● **Objective**
Look through the lines below and state how many hold the word "Islands". Write only the number.

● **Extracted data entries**

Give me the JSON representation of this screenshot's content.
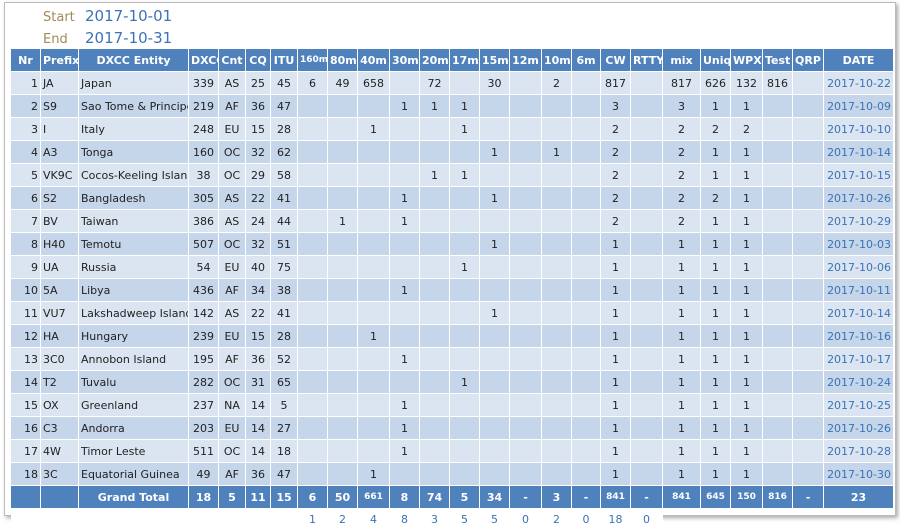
{
  "period": {
    "start_label": "Start",
    "start": "2017-10-01",
    "end_label": "End",
    "end": "2017-10-31"
  },
  "table": {
    "columns": [
      "Nr",
      "Prefix",
      "DXCC Entity",
      "DXCC",
      "Cnt",
      "CQ",
      "ITU",
      "160m",
      "80m",
      "40m",
      "30m",
      "20m",
      "17m",
      "15m",
      "12m",
      "10m",
      "6m",
      "CW",
      "RTTY",
      "mix",
      "Uniq",
      "WPX",
      "Test",
      "QRP",
      "DATE"
    ],
    "rows": [
      [
        1,
        "JA",
        "Japan",
        339,
        "AS",
        25,
        45,
        6,
        49,
        658,
        null,
        72,
        null,
        30,
        null,
        2,
        null,
        817,
        null,
        817,
        626,
        132,
        816,
        null,
        "2017-10-22"
      ],
      [
        2,
        "S9",
        "Sao Tome & Principe",
        219,
        "AF",
        36,
        47,
        null,
        null,
        null,
        1,
        1,
        1,
        null,
        null,
        null,
        null,
        3,
        null,
        3,
        1,
        1,
        null,
        null,
        "2017-10-09"
      ],
      [
        3,
        "I",
        "Italy",
        248,
        "EU",
        15,
        28,
        null,
        null,
        1,
        null,
        null,
        1,
        null,
        null,
        null,
        null,
        2,
        null,
        2,
        2,
        2,
        null,
        null,
        "2017-10-10"
      ],
      [
        4,
        "A3",
        "Tonga",
        160,
        "OC",
        32,
        62,
        null,
        null,
        null,
        null,
        null,
        null,
        1,
        null,
        1,
        null,
        2,
        null,
        2,
        1,
        1,
        null,
        null,
        "2017-10-14"
      ],
      [
        5,
        "VK9C",
        "Cocos-Keeling Islands",
        38,
        "OC",
        29,
        58,
        null,
        null,
        null,
        null,
        1,
        1,
        null,
        null,
        null,
        null,
        2,
        null,
        2,
        1,
        1,
        null,
        null,
        "2017-10-15"
      ],
      [
        6,
        "S2",
        "Bangladesh",
        305,
        "AS",
        22,
        41,
        null,
        null,
        null,
        1,
        null,
        null,
        1,
        null,
        null,
        null,
        2,
        null,
        2,
        2,
        1,
        null,
        null,
        "2017-10-26"
      ],
      [
        7,
        "BV",
        "Taiwan",
        386,
        "AS",
        24,
        44,
        null,
        1,
        null,
        1,
        null,
        null,
        null,
        null,
        null,
        null,
        2,
        null,
        2,
        1,
        1,
        null,
        null,
        "2017-10-29"
      ],
      [
        8,
        "H40",
        "Temotu",
        507,
        "OC",
        32,
        51,
        null,
        null,
        null,
        null,
        null,
        null,
        1,
        null,
        null,
        null,
        1,
        null,
        1,
        1,
        1,
        null,
        null,
        "2017-10-03"
      ],
      [
        9,
        "UA",
        "Russia",
        54,
        "EU",
        40,
        75,
        null,
        null,
        null,
        null,
        null,
        1,
        null,
        null,
        null,
        null,
        1,
        null,
        1,
        1,
        1,
        null,
        null,
        "2017-10-06"
      ],
      [
        10,
        "5A",
        "Libya",
        436,
        "AF",
        34,
        38,
        null,
        null,
        null,
        1,
        null,
        null,
        null,
        null,
        null,
        null,
        1,
        null,
        1,
        1,
        1,
        null,
        null,
        "2017-10-11"
      ],
      [
        11,
        "VU7",
        "Lakshadweep Islands",
        142,
        "AS",
        22,
        41,
        null,
        null,
        null,
        null,
        null,
        null,
        1,
        null,
        null,
        null,
        1,
        null,
        1,
        1,
        1,
        null,
        null,
        "2017-10-14"
      ],
      [
        12,
        "HA",
        "Hungary",
        239,
        "EU",
        15,
        28,
        null,
        null,
        1,
        null,
        null,
        null,
        null,
        null,
        null,
        null,
        1,
        null,
        1,
        1,
        1,
        null,
        null,
        "2017-10-16"
      ],
      [
        13,
        "3C0",
        "Annobon Island",
        195,
        "AF",
        36,
        52,
        null,
        null,
        null,
        1,
        null,
        null,
        null,
        null,
        null,
        null,
        1,
        null,
        1,
        1,
        1,
        null,
        null,
        "2017-10-17"
      ],
      [
        14,
        "T2",
        "Tuvalu",
        282,
        "OC",
        31,
        65,
        null,
        null,
        null,
        null,
        null,
        1,
        null,
        null,
        null,
        null,
        1,
        null,
        1,
        1,
        1,
        null,
        null,
        "2017-10-24"
      ],
      [
        15,
        "OX",
        "Greenland",
        237,
        "NA",
        14,
        5,
        null,
        null,
        null,
        1,
        null,
        null,
        null,
        null,
        null,
        null,
        1,
        null,
        1,
        1,
        1,
        null,
        null,
        "2017-10-25"
      ],
      [
        16,
        "C3",
        "Andorra",
        203,
        "EU",
        14,
        27,
        null,
        null,
        null,
        1,
        null,
        null,
        null,
        null,
        null,
        null,
        1,
        null,
        1,
        1,
        1,
        null,
        null,
        "2017-10-26"
      ],
      [
        17,
        "4W",
        "Timor Leste",
        511,
        "OC",
        14,
        18,
        null,
        null,
        null,
        1,
        null,
        null,
        null,
        null,
        null,
        null,
        1,
        null,
        1,
        1,
        1,
        null,
        null,
        "2017-10-28"
      ],
      [
        18,
        "3C",
        "Equatorial Guinea",
        49,
        "AF",
        36,
        47,
        null,
        null,
        1,
        null,
        null,
        null,
        null,
        null,
        null,
        null,
        1,
        null,
        1,
        1,
        1,
        null,
        null,
        "2017-10-30"
      ]
    ],
    "total": [
      null,
      null,
      "Grand Total",
      18,
      5,
      11,
      15,
      6,
      50,
      661,
      8,
      74,
      5,
      34,
      "-",
      3,
      "-",
      841,
      "-",
      841,
      645,
      150,
      816,
      "-",
      23
    ],
    "band_counts": [
      1,
      2,
      4,
      8,
      3,
      5,
      5,
      0,
      2,
      0,
      18,
      0
    ]
  }
}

● **Written solution**
2